start SUPPLIED RECORDS
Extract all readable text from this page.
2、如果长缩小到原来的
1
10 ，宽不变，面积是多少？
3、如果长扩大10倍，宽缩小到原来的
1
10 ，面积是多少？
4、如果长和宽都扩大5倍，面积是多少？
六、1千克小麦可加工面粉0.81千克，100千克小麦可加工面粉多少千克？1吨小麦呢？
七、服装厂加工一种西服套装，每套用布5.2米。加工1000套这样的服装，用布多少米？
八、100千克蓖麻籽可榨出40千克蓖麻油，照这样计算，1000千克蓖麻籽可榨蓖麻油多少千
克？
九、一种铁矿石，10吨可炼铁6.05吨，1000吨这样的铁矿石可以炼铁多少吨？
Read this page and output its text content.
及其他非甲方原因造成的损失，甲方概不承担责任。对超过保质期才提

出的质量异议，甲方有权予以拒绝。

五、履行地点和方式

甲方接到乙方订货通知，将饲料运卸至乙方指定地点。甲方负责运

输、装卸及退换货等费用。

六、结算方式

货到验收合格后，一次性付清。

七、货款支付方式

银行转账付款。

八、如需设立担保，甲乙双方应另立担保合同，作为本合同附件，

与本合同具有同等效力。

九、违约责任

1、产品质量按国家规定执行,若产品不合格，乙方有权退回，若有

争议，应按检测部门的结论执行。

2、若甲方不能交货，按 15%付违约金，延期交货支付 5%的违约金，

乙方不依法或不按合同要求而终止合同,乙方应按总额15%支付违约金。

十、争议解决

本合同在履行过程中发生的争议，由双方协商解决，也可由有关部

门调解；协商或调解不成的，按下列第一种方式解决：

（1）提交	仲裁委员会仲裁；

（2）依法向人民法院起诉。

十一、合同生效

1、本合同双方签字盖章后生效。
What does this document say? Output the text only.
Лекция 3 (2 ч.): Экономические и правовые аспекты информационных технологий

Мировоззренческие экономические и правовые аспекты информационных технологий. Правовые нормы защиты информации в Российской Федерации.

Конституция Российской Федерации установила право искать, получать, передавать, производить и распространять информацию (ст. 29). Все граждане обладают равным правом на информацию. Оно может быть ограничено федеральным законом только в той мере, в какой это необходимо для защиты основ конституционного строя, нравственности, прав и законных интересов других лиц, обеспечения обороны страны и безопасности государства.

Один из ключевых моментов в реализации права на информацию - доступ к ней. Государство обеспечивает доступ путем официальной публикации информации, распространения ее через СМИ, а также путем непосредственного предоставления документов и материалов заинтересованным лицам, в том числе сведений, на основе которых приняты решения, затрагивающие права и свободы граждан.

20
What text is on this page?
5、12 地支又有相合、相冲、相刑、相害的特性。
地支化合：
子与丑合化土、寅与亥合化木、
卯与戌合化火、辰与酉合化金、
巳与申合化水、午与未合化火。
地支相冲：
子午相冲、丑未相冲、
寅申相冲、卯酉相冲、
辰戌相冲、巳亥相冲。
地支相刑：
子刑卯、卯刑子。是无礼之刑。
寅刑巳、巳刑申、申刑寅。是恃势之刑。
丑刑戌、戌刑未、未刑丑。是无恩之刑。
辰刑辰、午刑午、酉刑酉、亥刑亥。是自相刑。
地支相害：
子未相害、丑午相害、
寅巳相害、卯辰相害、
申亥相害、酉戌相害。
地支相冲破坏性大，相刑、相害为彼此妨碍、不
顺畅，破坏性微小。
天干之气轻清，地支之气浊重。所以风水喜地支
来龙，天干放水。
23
end SUPPLIED RECORDS
SHORT EXERCISE: Show all lines from the data above in which the word "this" appears.

RESULT OF THE EXERCISE:
Extract all readable text from this page.
Read this page and output its text content.
What does this document say? Output the text only.
What text is on this page?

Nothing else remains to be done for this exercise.